WHAT TO DO:
From the commentary on commodities, Africa and China, list every commodity it names specifically.

09 January 2009
- RSIS
- Publication
- RSIS Publications
- CO09003 | Commodities, Africa and China
Commentary
Two conventional wisdoms about Africa have been overturned in recent months – with potentially dramatic implications for continental development and security: The first has to do with commodity prices. The second is the seeming retreat from Africa of investors and entrepreneurs from China, which is surprising.
UNTIL RECENTLY, it appeared that Africa’s commodity dependence would not be an obstacle to its economic growth. The continent’s growth rates of over five percent for the last few years have been fuelled by the large increases in commodity prices. As late as a few months ago, as oil surged past $140 per barrel, there were confident predictions of a commodity supercycle. In fact, commodities have crashed. Oil is now below $40 per barrel and other commodities have followed. For instance, the price of copper and cobalt are around one-third of their recent peak.
Implications for Africa
The implications for Africa are many.
First, growth is going to be massively slashed. Indeed, the price declines have been so sudden and so brutal that many African leaders, who believed that they were doing what the West recommended, suddenly find their economies to be in tatters, again. Take Zambia. A combination of bad political leadership, a failure to reinvest, and falling prices had seen copper production fall by the early 1990s to less than one-third of its 720,000 tonnes of the 1960s peak. The Zambians finally voted out the old party that had presided over the decline and instituted a controversial privatization programme. Riding on the commodity boom, Zambia has enjoyed a five-year bonanza, with production now at 600,000 tonnes.
It is questionable, however, whether Zambia, like others, has made full use of the boom. In response to the high prices Zambia introduced a ‘windfall tax’, the result being that some mines were forced to pay tax before they made any profit. The outcome: All new investments stopped, including those which would have given old mines a new lease of life which would additionally have mitigated the impact of the current price downturn. The windfall tax rates meant that as copper prices rose above US$3 per pound triggering the tax, so the profitability of operations decreased. Unusually it became in companies’ financial interests to see prices decline to avoid such taxation.
Now, Zambian mines are closing as many cannot produce at the current cost and unemployment is growing rapidly. The value of the local currency, the Kwacha, fell by three-quarters in just 45 days from the start of November 2008. It may not end here. As Zambia’s Finance Minister Situmbeko Musokotwane says: “I suspect there will be further knock-on effects, particularly among the sub- contractors to the mines.”

PROVIDED INFORMATION:
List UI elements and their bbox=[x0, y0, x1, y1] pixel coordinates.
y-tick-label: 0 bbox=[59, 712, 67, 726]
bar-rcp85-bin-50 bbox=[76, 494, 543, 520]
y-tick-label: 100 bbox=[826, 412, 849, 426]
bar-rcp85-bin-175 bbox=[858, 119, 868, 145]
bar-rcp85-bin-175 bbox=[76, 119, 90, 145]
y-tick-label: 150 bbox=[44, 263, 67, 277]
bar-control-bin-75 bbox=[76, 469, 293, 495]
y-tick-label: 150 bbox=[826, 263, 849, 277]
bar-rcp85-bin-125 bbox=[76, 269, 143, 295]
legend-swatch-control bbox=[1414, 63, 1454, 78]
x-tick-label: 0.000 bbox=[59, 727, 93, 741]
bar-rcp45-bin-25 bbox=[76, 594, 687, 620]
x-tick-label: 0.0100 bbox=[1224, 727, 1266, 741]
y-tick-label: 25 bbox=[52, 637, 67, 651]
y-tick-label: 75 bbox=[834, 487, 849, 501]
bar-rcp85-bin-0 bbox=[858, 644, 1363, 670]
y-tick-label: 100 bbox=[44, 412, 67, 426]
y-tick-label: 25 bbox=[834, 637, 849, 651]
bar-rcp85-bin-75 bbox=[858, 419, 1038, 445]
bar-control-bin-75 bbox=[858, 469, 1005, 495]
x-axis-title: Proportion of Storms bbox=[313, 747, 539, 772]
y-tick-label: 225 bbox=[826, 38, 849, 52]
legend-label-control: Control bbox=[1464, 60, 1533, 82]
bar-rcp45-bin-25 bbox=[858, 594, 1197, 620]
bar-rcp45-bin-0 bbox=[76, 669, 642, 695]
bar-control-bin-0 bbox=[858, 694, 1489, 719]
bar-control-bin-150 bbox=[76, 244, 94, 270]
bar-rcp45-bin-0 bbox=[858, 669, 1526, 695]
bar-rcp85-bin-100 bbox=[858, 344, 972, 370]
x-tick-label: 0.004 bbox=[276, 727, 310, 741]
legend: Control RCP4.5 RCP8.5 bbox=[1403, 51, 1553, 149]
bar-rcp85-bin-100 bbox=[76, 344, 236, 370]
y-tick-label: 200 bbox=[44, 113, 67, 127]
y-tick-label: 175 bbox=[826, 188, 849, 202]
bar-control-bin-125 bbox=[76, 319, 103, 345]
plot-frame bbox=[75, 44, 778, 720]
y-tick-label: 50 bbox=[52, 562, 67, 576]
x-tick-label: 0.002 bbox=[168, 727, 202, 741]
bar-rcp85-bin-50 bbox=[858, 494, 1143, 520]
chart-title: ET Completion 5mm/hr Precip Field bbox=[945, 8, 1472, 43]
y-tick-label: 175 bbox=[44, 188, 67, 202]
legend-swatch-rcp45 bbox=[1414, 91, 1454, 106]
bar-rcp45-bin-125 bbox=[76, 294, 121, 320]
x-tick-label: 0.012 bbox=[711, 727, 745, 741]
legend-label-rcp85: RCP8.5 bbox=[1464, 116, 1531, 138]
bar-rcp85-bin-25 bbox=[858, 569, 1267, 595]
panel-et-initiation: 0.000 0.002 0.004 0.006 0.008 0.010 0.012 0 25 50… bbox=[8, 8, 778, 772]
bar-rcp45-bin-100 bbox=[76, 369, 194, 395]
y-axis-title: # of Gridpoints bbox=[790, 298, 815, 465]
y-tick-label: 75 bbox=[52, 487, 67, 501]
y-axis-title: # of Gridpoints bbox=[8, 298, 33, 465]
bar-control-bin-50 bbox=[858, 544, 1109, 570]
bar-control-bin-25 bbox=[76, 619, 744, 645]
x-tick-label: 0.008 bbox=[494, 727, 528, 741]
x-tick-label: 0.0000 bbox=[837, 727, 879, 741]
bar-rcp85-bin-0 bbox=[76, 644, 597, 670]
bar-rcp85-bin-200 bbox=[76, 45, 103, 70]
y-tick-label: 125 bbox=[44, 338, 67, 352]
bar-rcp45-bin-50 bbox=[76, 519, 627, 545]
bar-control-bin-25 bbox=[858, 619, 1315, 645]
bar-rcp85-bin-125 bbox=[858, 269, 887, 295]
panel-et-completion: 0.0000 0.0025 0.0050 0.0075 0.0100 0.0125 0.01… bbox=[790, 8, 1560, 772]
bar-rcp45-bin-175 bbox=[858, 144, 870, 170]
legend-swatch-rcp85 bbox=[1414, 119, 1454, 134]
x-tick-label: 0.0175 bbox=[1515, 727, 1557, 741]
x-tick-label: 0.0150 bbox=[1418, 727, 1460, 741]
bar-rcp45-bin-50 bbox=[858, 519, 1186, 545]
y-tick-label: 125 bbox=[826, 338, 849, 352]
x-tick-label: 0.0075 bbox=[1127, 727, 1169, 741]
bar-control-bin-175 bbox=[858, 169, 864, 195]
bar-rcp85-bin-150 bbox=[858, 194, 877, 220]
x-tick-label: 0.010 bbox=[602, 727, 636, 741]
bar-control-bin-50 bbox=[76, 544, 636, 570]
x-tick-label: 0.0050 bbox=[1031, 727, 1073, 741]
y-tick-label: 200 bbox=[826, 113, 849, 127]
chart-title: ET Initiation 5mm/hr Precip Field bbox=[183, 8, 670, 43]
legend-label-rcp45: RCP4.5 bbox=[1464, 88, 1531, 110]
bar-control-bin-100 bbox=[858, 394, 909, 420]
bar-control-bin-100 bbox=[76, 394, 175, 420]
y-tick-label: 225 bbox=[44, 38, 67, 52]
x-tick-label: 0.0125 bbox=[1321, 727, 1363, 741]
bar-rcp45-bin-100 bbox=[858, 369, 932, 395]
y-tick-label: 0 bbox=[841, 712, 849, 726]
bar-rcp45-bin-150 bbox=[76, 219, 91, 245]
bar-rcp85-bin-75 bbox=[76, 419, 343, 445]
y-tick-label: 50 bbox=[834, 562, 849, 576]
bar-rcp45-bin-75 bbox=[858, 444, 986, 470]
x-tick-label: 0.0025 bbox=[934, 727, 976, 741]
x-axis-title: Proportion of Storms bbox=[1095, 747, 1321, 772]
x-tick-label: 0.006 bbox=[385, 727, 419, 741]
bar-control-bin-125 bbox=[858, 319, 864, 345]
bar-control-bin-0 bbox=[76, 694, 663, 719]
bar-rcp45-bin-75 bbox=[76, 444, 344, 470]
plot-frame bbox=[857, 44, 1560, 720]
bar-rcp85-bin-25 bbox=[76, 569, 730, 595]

FINISHED TASK:
Oil, copper, cobalt